[Begin Data for this task]

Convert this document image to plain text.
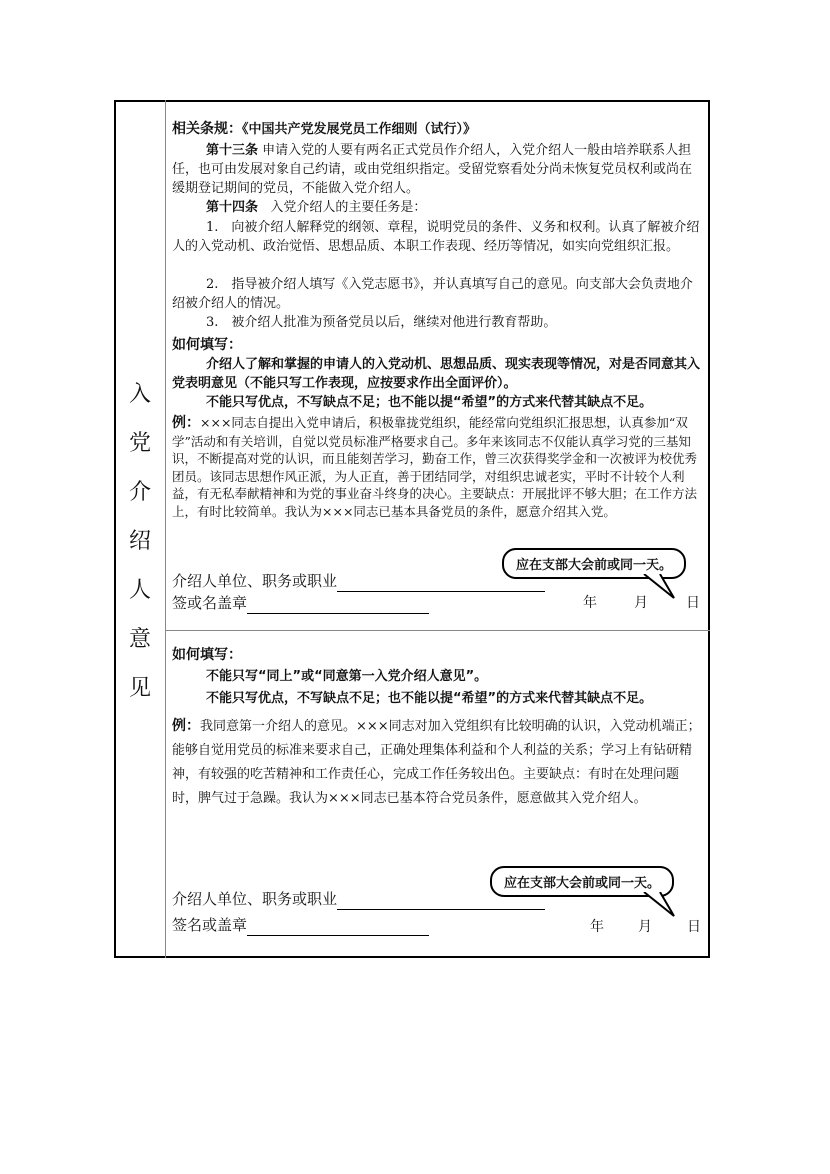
入
党
介
绍
人
意
见

相关条规：《中国共产党发展党员工作细则（试行）》

第十三条 申请入党的人要有两名正式党员作介绍人，入党介绍人一般由培养联系人担任，也可由发展对象自己约请，或由党组织指定。受留党察看处分尚未恢复党员权利或尚在缓期登记期间的党员，不能做入党介绍人。

第十四条 入党介绍人的主要任务是：

1.　向被介绍人解释党的纲领、章程，说明党员的条件、义务和权利。认真了解被介绍人的入党动机、政治觉悟、思想品质、本职工作表现、经历等情况，如实向党组织汇报。

2.　指导被介绍人填写《入党志愿书》，并认真填写自己的意见。向支部大会负责地介绍被介绍人的情况。

3.　被介绍人批准为预备党员以后，继续对他进行教育帮助。

如何填写：

介绍人了解和掌握的申请人的入党动机、思想品质、现实表现等情况，对是否同意其入党表明意见（不能只写工作表现，应按要求作出全面评价）。

不能只写优点，不写缺点不足；也不能以提“希望”的方式来代替其缺点不足。

例：×××同志自提出入党申请后，积极靠拢党组织，能经常向党组织汇报思想，认真参加“双学”活动和有关培训，自觉以党员标准严格要求自己。多年来该同志不仅能认真学习党的三基知识，不断提高对党的认识，而且能刻苦学习，勤奋工作，曾三次获得奖学金和一次被评为校优秀团员。该同志思想作风正派，为人正直，善于团结同学，对组织忠诚老实，平时不计较个人利益，有无私奉献精神和为党的事业奋斗终身的决心。主要缺点：开展批评不够大胆；在工作方法上，有时比较简单。我认为×××同志已基本具备党员的条件，愿意介绍其入党。

应在支部大会前或同一天。
介绍人单位、职务或职业
签或名盖章	年	月	日

如何填写：

不能只写“同上”或“同意第一入党介绍人意见”。

不能只写优点，不写缺点不足；也不能以提“希望”的方式来代替其缺点不足。

例：我同意第一介绍人的意见。×××同志对加入党组织有比较明确的认识，入党动机端正；能够自觉用党员的标准来要求自己，正确处理集体利益和个人利益的关系；学习上有钻研精神，有较强的吃苦精神和工作责任心，完成工作任务较出色。主要缺点：有时在处理问题时，脾气过于急躁。我认为×××同志已基本符合党员条件，愿意做其入党介绍人。

应在支部大会前或同一天。
介绍人单位、职务或职业
签名或盖章	年 月	日
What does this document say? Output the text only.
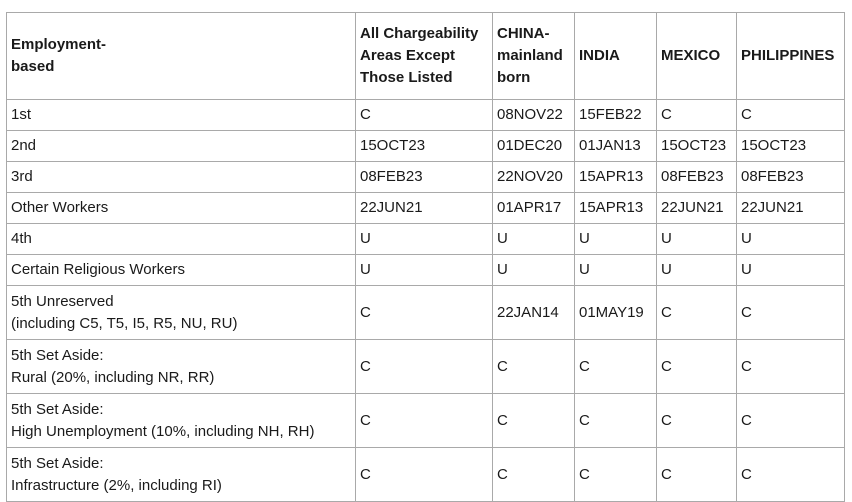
Employment-
based	All Chargeability
Areas Except
Those Listed	CHINA-
mainland
born	INDIA	MEXICO	PHILIPPINES

1st	C	08NOV22	15FEB22	C	C

2nd	15OCT23	01DEC20	01JAN13	15OCT23	15OCT23

3rd	08FEB23	22NOV20	15APR13	08FEB23	08FEB23

Other Workers	22JUN21	01APR17	15APR13	22JUN21	22JUN21

4th	U	U	U	U	U

Certain Religious Workers	U	U	U	U	U

5th Unreserved
(including C5, T5, I5, R5, NU, RU)	C	22JAN14	01MAY19	C	C

5th Set Aside:
Rural (20%, including NR, RR)	C	C	C	C	C

5th Set Aside:
High Unemployment (10%, including NH, RH)	C	C	C	C	C

5th Set Aside:
Infrastructure (2%, including RI)	C	C	C	C	C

[End Data for this task]

--- Stated task ---
Copy the final stretch of lines, starting at the one that holds "What does this" and ending at the last line of the data, exactly; omit pictures.

--- Exercise result ---
What does this document say? Output the text only.
Employment-
based	All Chargeability
Areas Except
Those Listed	CHINA-
mainland
born	INDIA	MEXICO	PHILIPPINES

1st	C	08NOV22	15FEB22	C	C

2nd	15OCT23	01DEC20	01JAN13	15OCT23	15OCT23

3rd	08FEB23	22NOV20	15APR13	08FEB23	08FEB23

Other Workers	22JUN21	01APR17	15APR13	22JUN21	22JUN21

4th	U	U	U	U	U

Certain Religious Workers	U	U	U	U	U

5th Unreserved
(including C5, T5, I5, R5, NU, RU)	C	22JAN14	01MAY19	C	C

5th Set Aside:
Rural (20%, including NR, RR)	C	C	C	C	C

5th Set Aside:
High Unemployment (10%, including NH, RH)	C	C	C	C	C

5th Set Aside:
Infrastructure (2%, including RI)	C	C	C	C	C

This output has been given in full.